WHAT TO PRODUCE. How many lines in this data contain the string "maps"? Reply with the number only.

PROVIDED MATERIAL.
_ _ _ _ _ _ _

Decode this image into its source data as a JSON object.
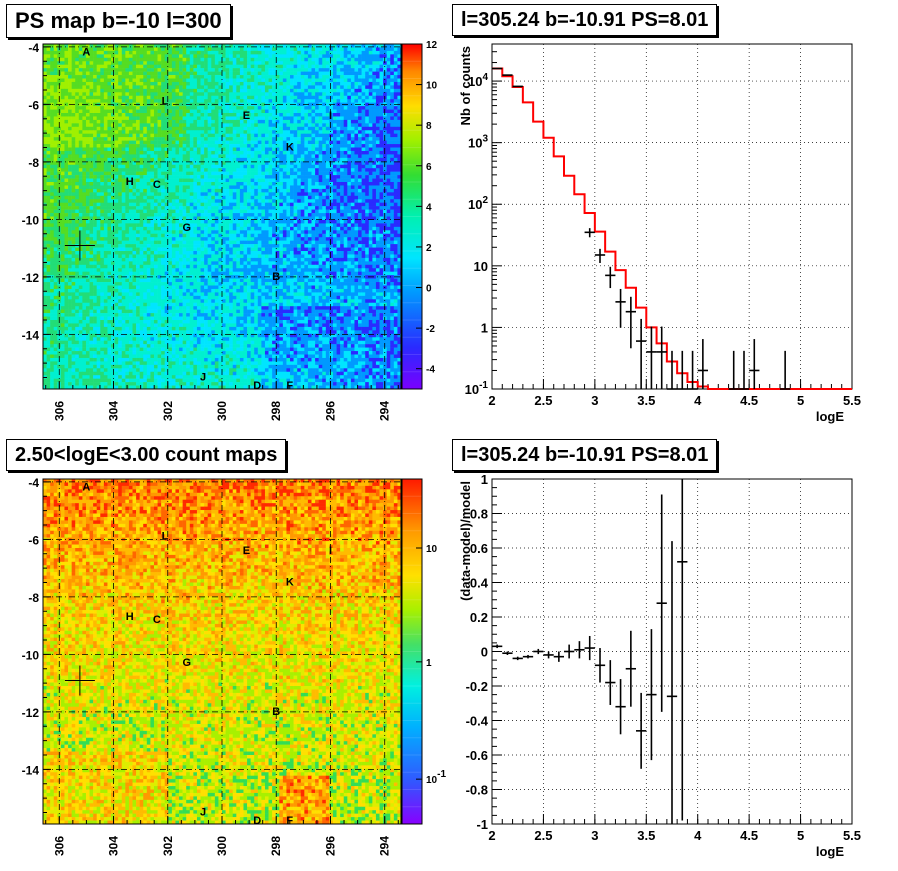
{
  "titles": {
    "ps_map": "PS map b=-10 l=300",
    "spectrum": "l=305.24 b=-10.91 PS=8.01",
    "count_map": "2.50<logE<3.00 count maps",
    "residual": "l=305.24 b=-10.91 PS=8.01"
  },
  "colors": {
    "fit_line": "#ff0000",
    "data_points": "#000000",
    "grid": "#000000"
  },
  "chart_data": [
    {
      "id": "ps_map",
      "type": "heatmap",
      "title": "PS map b=-10 l=300",
      "x_ticks": [
        "306",
        "304",
        "302",
        "300",
        "298",
        "296",
        "294"
      ],
      "y_ticks": [
        "-4",
        "-6",
        "-8",
        "-10",
        "-12",
        "-14"
      ],
      "xlim": [
        306.6,
        293.4
      ],
      "ylim": [
        -15.9,
        -3.9
      ],
      "colorbar": {
        "ticks": [
          "12",
          "10",
          "8",
          "6",
          "4",
          "2",
          "0",
          "-2",
          "-4"
        ],
        "range": [
          -5,
          12
        ]
      },
      "source_labels": [
        {
          "name": "A",
          "l": 305.0,
          "b": -4.3
        },
        {
          "name": "L",
          "l": 302.1,
          "b": -6.0
        },
        {
          "name": "E",
          "l": 299.1,
          "b": -6.5
        },
        {
          "name": "I",
          "l": 296.0,
          "b": -6.5
        },
        {
          "name": "K",
          "l": 297.5,
          "b": -7.6
        },
        {
          "name": "H",
          "l": 303.4,
          "b": -8.8
        },
        {
          "name": "C",
          "l": 302.4,
          "b": -8.9
        },
        {
          "name": "G",
          "l": 301.3,
          "b": -10.4
        },
        {
          "name": "B",
          "l": 298.0,
          "b": -12.1
        },
        {
          "name": "J",
          "l": 300.7,
          "b": -15.6
        },
        {
          "name": "D",
          "l": 298.7,
          "b": -15.9
        },
        {
          "name": "F",
          "l": 297.5,
          "b": -15.9
        }
      ],
      "marker": {
        "l": 305.24,
        "b": -10.91
      }
    },
    {
      "id": "spectrum",
      "type": "line",
      "title": "l=305.24 b=-10.91 PS=8.01",
      "xlabel": "logE",
      "ylabel": "Nb of counts",
      "x_ticks": [
        "2",
        "2.5",
        "3",
        "3.5",
        "4",
        "4.5",
        "5",
        "5.5"
      ],
      "y_ticks": [
        "10^-1",
        "1",
        "10",
        "10^2",
        "10^3",
        "10^4"
      ],
      "xlim": [
        2,
        5.5
      ],
      "ylim": [
        0.1,
        40000
      ],
      "yscale": "log",
      "grid": true,
      "model_steps": {
        "edges": [
          2.0,
          2.1,
          2.2,
          2.3,
          2.4,
          2.5,
          2.6,
          2.7,
          2.8,
          2.9,
          3.0,
          3.1,
          3.2,
          3.3,
          3.4,
          3.5,
          3.6,
          3.7,
          3.8,
          3.9,
          4.0,
          4.1,
          4.2,
          5.5
        ],
        "values": [
          16000,
          12000,
          8000,
          4500,
          2200,
          1200,
          600,
          290,
          145,
          72,
          36,
          17,
          8.5,
          4.4,
          2.1,
          1.0,
          0.55,
          0.28,
          0.18,
          0.13,
          0.11,
          0.1,
          0.1
        ]
      },
      "data_points": [
        {
          "x": 2.05,
          "y": 16000
        },
        {
          "x": 2.15,
          "y": 12500
        },
        {
          "x": 2.25,
          "y": 8200
        },
        {
          "x": 2.95,
          "y": 35
        },
        {
          "x": 3.05,
          "y": 15
        },
        {
          "x": 3.15,
          "y": 7
        },
        {
          "x": 3.25,
          "y": 2.6
        },
        {
          "x": 3.35,
          "y": 1.8
        },
        {
          "x": 3.45,
          "y": 0.6
        },
        {
          "x": 3.55,
          "y": 0.4
        },
        {
          "x": 3.65,
          "y": 0.4
        },
        {
          "x": 3.75,
          "y": 0.1
        },
        {
          "x": 3.85,
          "y": 0.1
        },
        {
          "x": 3.95,
          "y": 0.1
        },
        {
          "x": 4.05,
          "y": 0.2
        },
        {
          "x": 4.35,
          "y": 0.1
        },
        {
          "x": 4.45,
          "y": 0.1
        },
        {
          "x": 4.55,
          "y": 0.2
        },
        {
          "x": 4.85,
          "y": 0.1
        }
      ]
    },
    {
      "id": "count_map",
      "type": "heatmap",
      "title": "2.50<logE<3.00 count maps",
      "x_ticks": [
        "306",
        "304",
        "302",
        "300",
        "298",
        "296",
        "294"
      ],
      "y_ticks": [
        "-4",
        "-6",
        "-8",
        "-10",
        "-12",
        "-14"
      ],
      "xlim": [
        306.6,
        293.4
      ],
      "ylim": [
        -15.9,
        -3.9
      ],
      "colorbar": {
        "ticks": [
          "10",
          "1",
          "10^-1"
        ],
        "scale": "log"
      },
      "source_labels": [
        {
          "name": "A",
          "l": 305.0,
          "b": -4.3
        },
        {
          "name": "L",
          "l": 302.1,
          "b": -6.0
        },
        {
          "name": "E",
          "l": 299.1,
          "b": -6.5
        },
        {
          "name": "I",
          "l": 296.0,
          "b": -6.5
        },
        {
          "name": "K",
          "l": 297.5,
          "b": -7.6
        },
        {
          "name": "H",
          "l": 303.4,
          "b": -8.8
        },
        {
          "name": "C",
          "l": 302.4,
          "b": -8.9
        },
        {
          "name": "G",
          "l": 301.3,
          "b": -10.4
        },
        {
          "name": "B",
          "l": 298.0,
          "b": -12.1
        },
        {
          "name": "J",
          "l": 300.7,
          "b": -15.6
        },
        {
          "name": "D",
          "l": 298.7,
          "b": -15.9
        },
        {
          "name": "F",
          "l": 297.5,
          "b": -15.9
        }
      ],
      "marker": {
        "l": 305.24,
        "b": -10.91
      }
    },
    {
      "id": "residual",
      "type": "scatter",
      "title": "l=305.24 b=-10.91 PS=8.01",
      "xlabel": "logE",
      "ylabel": "(data-model)/model",
      "x_ticks": [
        "2",
        "2.5",
        "3",
        "3.5",
        "4",
        "4.5",
        "5",
        "5.5"
      ],
      "y_ticks": [
        "-1",
        "-0.8",
        "-0.6",
        "-0.4",
        "-0.2",
        "0",
        "0.2",
        "0.4",
        "0.6",
        "0.8",
        "1"
      ],
      "xlim": [
        2,
        5.5
      ],
      "ylim": [
        -1,
        1
      ],
      "grid": true,
      "points": [
        {
          "x": 2.05,
          "y": 0.03,
          "err": 0.01
        },
        {
          "x": 2.15,
          "y": -0.01,
          "err": 0.01
        },
        {
          "x": 2.25,
          "y": -0.04,
          "err": 0.01
        },
        {
          "x": 2.35,
          "y": -0.03,
          "err": 0.01
        },
        {
          "x": 2.45,
          "y": 0.0,
          "err": 0.015
        },
        {
          "x": 2.55,
          "y": -0.02,
          "err": 0.02
        },
        {
          "x": 2.65,
          "y": -0.03,
          "err": 0.03
        },
        {
          "x": 2.75,
          "y": 0.0,
          "err": 0.04
        },
        {
          "x": 2.85,
          "y": 0.01,
          "err": 0.05
        },
        {
          "x": 2.95,
          "y": 0.02,
          "err": 0.07
        },
        {
          "x": 3.05,
          "y": -0.08,
          "err": 0.1
        },
        {
          "x": 3.15,
          "y": -0.18,
          "err": 0.13
        },
        {
          "x": 3.25,
          "y": -0.32,
          "err": 0.16
        },
        {
          "x": 3.35,
          "y": -0.1,
          "err": 0.22
        },
        {
          "x": 3.45,
          "y": -0.46,
          "err": 0.22
        },
        {
          "x": 3.55,
          "y": -0.25,
          "err": 0.38
        },
        {
          "x": 3.65,
          "y": 0.28,
          "err": 0.63
        },
        {
          "x": 3.75,
          "y": -0.26,
          "err": 0.9
        },
        {
          "x": 3.85,
          "y": 0.52,
          "err": 1.5
        }
      ]
    }
  ]
}
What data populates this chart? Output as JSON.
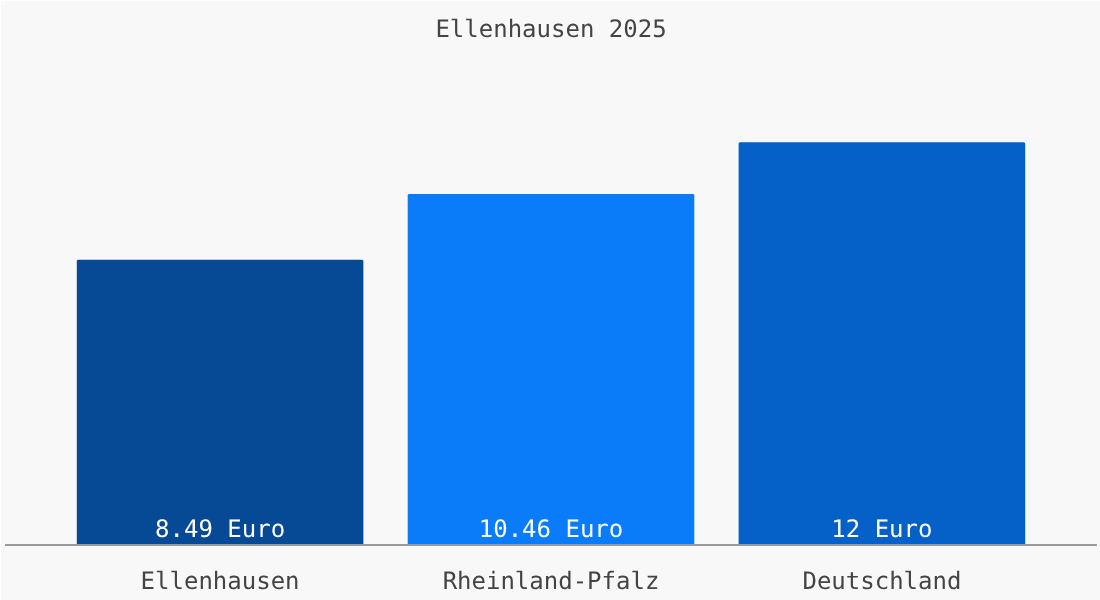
{
  "chart_data": {
    "type": "bar",
    "title": "Ellenhausen 2025",
    "categories": [
      "Ellenhausen",
      "Rheinland-Pfalz",
      "Deutschland"
    ],
    "values": [
      8.49,
      10.46,
      12
    ],
    "colors": [
      "#064a96",
      "#0a7cfa",
      "#0560c8"
    ],
    "value_labels": [
      "8.49 Euro",
      "10.46 Euro",
      "12 Euro"
    ],
    "grid": false
  }
}
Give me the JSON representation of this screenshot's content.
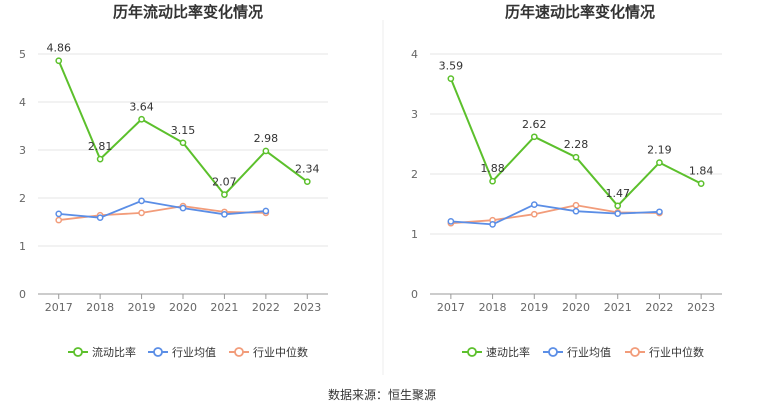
{
  "colors": {
    "current": "#5cc02c",
    "industry_avg": "#5b8ee6",
    "industry_median": "#f29c7a",
    "grid": "#e6e6e6",
    "axis": "#999999"
  },
  "source_text": "数据来源：恒生聚源",
  "chart_data": [
    {
      "type": "line",
      "title": "历年流动比率变化情况",
      "categories": [
        "2017",
        "2018",
        "2019",
        "2020",
        "2021",
        "2022",
        "2023"
      ],
      "ylim": [
        0,
        5
      ],
      "yticks": [
        "0",
        "1",
        "2",
        "3",
        "4",
        "5"
      ],
      "grid": true,
      "legend_position": "bottom",
      "series": [
        {
          "name": "流动比率",
          "color_key": "current",
          "values": [
            4.86,
            2.81,
            3.64,
            3.15,
            2.07,
            2.98,
            2.34
          ],
          "labels": [
            "4.86",
            "2.81",
            "3.64",
            "3.15",
            "2.07",
            "2.98",
            "2.34"
          ]
        },
        {
          "name": "行业均值",
          "color_key": "industry_avg",
          "values": [
            1.67,
            1.59,
            1.94,
            1.79,
            1.66,
            1.73,
            null
          ]
        },
        {
          "name": "行业中位数",
          "color_key": "industry_median",
          "values": [
            1.54,
            1.64,
            1.69,
            1.83,
            1.71,
            1.69,
            null
          ]
        }
      ]
    },
    {
      "type": "line",
      "title": "历年速动比率变化情况",
      "categories": [
        "2017",
        "2018",
        "2019",
        "2020",
        "2021",
        "2022",
        "2023"
      ],
      "ylim": [
        0,
        4
      ],
      "yticks": [
        "0",
        "1",
        "2",
        "3",
        "4"
      ],
      "grid": true,
      "legend_position": "bottom",
      "series": [
        {
          "name": "速动比率",
          "color_key": "current",
          "values": [
            3.59,
            1.88,
            2.62,
            2.28,
            1.47,
            2.19,
            1.84
          ],
          "labels": [
            "3.59",
            "1.88",
            "2.62",
            "2.28",
            "1.47",
            "2.19",
            "1.84"
          ]
        },
        {
          "name": "行业均值",
          "color_key": "industry_avg",
          "values": [
            1.21,
            1.16,
            1.49,
            1.38,
            1.34,
            1.37,
            null
          ]
        },
        {
          "name": "行业中位数",
          "color_key": "industry_median",
          "values": [
            1.18,
            1.23,
            1.33,
            1.48,
            1.36,
            1.35,
            null
          ]
        }
      ]
    }
  ]
}
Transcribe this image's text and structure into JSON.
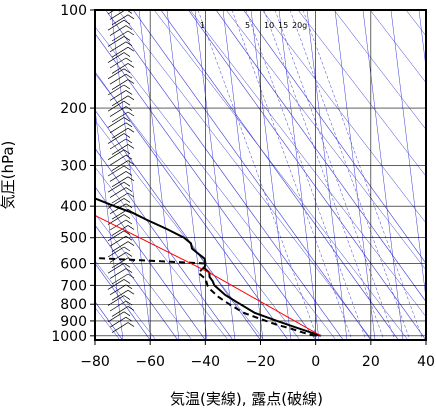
{
  "chart_data": {
    "type": "line",
    "title": "",
    "xlabel": "気温(実線), 露点(破線)",
    "ylabel": "気圧(hPa)",
    "xlim": [
      -80,
      40
    ],
    "ylim": [
      1030,
      100
    ],
    "y_scale": "log",
    "grid": true,
    "x_ticks": [
      "−80",
      "−60",
      "−40",
      "−20",
      "0",
      "20",
      "40"
    ],
    "x_tick_values": [
      -80,
      -60,
      -40,
      -20,
      0,
      20,
      40
    ],
    "y_ticks": [
      "100",
      "200",
      "300",
      "400",
      "500",
      "600",
      "700",
      "800",
      "900",
      "1000"
    ],
    "y_tick_values": [
      100,
      200,
      300,
      400,
      500,
      600,
      700,
      800,
      900,
      1000
    ],
    "mixing_ratio_labels": [
      "1",
      "5",
      "10",
      "15",
      "20g"
    ],
    "series": [
      {
        "role": "temperature",
        "color": "#000000",
        "dashed": false,
        "points": [
          [
            3,
            1000
          ],
          [
            0,
            975
          ],
          [
            -3,
            950
          ],
          [
            -6,
            925
          ],
          [
            -9,
            900
          ],
          [
            -12,
            875
          ],
          [
            -15,
            850
          ],
          [
            -18,
            800
          ],
          [
            -21,
            750
          ],
          [
            -22.5,
            700
          ],
          [
            -22,
            680
          ],
          [
            -22,
            660
          ],
          [
            -21,
            640
          ],
          [
            -21.5,
            620
          ],
          [
            -20,
            600
          ],
          [
            -19,
            580
          ],
          [
            -20,
            560
          ],
          [
            -21,
            540
          ],
          [
            -20,
            520
          ],
          [
            -21,
            500
          ],
          [
            -25,
            470
          ],
          [
            -30,
            440
          ],
          [
            -33,
            420
          ],
          [
            -38,
            400
          ],
          [
            -44,
            375
          ],
          [
            -49,
            350
          ],
          [
            -51,
            330
          ],
          [
            -53,
            310
          ],
          [
            -55,
            290
          ],
          [
            -55,
            270
          ],
          [
            -56,
            250
          ],
          [
            -57,
            235
          ],
          [
            -57,
            220
          ],
          [
            -57,
            200
          ],
          [
            -53,
            185
          ],
          [
            -52,
            170
          ],
          [
            -51,
            155
          ],
          [
            -50,
            140
          ],
          [
            -52,
            130
          ],
          [
            -54,
            120
          ],
          [
            -56,
            110
          ],
          [
            -57,
            100
          ]
        ]
      },
      {
        "role": "dewpoint",
        "color": "#000000",
        "dashed": true,
        "points": [
          [
            1,
            1000
          ],
          [
            -3,
            975
          ],
          [
            -6,
            950
          ],
          [
            -10,
            925
          ],
          [
            -13,
            900
          ],
          [
            -16,
            875
          ],
          [
            -19,
            850
          ],
          [
            -22,
            800
          ],
          [
            -24,
            760
          ],
          [
            -25,
            720
          ],
          [
            -25,
            700
          ],
          [
            -24,
            670
          ],
          [
            -25,
            640
          ],
          [
            -22,
            620
          ],
          [
            -20,
            600
          ],
          [
            -62,
            575
          ],
          [
            -63,
            560
          ],
          [
            -64,
            540
          ],
          [
            -60,
            520
          ],
          [
            -58,
            490
          ],
          [
            -55,
            460
          ],
          [
            -50,
            440
          ],
          [
            -48,
            420
          ],
          [
            -45,
            400
          ],
          [
            -46,
            380
          ],
          [
            -62,
            370
          ],
          [
            -70,
            370
          ]
        ]
      },
      {
        "role": "parcel",
        "color": "#ff0000",
        "dashed": false,
        "points": [
          [
            3,
            1000
          ],
          [
            -21,
            640
          ],
          [
            -47,
            430
          ],
          [
            -60,
            370
          ],
          [
            -80,
            268
          ]
        ]
      }
    ]
  }
}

_ _ _ _ _ _ _

FINAL ANSWER. 2